### [TASK TO CARRY OUT]
Every line below that includes "가격축에" counts toward the total. Report that total alone.
----
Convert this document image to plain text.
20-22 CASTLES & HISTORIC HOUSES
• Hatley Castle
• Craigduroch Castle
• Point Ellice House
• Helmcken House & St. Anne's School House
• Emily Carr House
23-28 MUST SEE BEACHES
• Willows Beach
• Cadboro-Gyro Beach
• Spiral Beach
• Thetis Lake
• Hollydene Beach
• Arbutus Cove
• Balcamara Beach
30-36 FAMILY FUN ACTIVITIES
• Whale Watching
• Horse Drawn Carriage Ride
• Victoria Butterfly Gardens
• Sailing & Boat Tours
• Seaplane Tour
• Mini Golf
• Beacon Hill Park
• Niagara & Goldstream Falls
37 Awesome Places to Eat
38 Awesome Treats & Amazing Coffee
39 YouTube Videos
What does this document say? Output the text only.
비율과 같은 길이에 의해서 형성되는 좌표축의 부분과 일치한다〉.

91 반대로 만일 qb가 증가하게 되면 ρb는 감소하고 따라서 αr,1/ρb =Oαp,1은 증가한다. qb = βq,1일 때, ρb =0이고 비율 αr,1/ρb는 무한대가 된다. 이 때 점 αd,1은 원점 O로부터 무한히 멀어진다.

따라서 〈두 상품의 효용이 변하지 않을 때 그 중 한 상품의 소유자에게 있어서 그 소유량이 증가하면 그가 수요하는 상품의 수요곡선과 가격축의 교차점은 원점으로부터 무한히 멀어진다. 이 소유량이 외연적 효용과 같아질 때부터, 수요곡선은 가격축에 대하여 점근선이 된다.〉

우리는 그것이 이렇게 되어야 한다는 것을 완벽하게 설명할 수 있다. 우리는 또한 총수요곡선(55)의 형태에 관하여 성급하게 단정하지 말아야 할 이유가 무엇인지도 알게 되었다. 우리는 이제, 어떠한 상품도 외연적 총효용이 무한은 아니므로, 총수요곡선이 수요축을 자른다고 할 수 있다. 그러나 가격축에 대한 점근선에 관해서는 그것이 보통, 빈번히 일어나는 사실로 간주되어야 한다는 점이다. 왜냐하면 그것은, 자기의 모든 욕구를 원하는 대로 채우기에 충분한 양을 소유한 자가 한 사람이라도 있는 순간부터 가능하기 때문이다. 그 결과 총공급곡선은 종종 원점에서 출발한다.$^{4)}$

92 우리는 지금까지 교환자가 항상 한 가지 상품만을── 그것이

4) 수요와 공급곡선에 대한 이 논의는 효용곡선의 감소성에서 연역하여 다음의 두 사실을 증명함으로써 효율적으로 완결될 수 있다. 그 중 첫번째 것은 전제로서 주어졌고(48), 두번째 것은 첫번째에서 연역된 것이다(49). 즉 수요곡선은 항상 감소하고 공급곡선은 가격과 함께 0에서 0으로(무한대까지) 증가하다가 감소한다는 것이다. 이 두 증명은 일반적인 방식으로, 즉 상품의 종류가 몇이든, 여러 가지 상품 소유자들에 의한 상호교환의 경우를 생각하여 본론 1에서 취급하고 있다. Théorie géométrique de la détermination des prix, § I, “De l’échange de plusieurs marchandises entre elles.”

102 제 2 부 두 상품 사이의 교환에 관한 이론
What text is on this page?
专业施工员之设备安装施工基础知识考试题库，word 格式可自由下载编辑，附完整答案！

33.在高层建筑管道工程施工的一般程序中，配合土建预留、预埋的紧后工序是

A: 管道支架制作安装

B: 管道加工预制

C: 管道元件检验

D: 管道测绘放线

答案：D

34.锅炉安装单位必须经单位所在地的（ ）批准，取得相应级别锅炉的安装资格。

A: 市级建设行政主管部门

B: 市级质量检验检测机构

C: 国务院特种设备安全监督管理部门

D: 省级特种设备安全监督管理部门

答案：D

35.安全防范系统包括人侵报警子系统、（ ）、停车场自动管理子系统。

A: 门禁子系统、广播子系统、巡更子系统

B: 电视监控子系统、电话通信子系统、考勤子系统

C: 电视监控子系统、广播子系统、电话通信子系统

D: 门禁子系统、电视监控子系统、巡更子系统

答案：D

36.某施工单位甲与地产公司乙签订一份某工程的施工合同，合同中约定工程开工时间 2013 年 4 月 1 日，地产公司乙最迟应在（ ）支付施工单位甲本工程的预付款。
----
### [RESPONSE]
2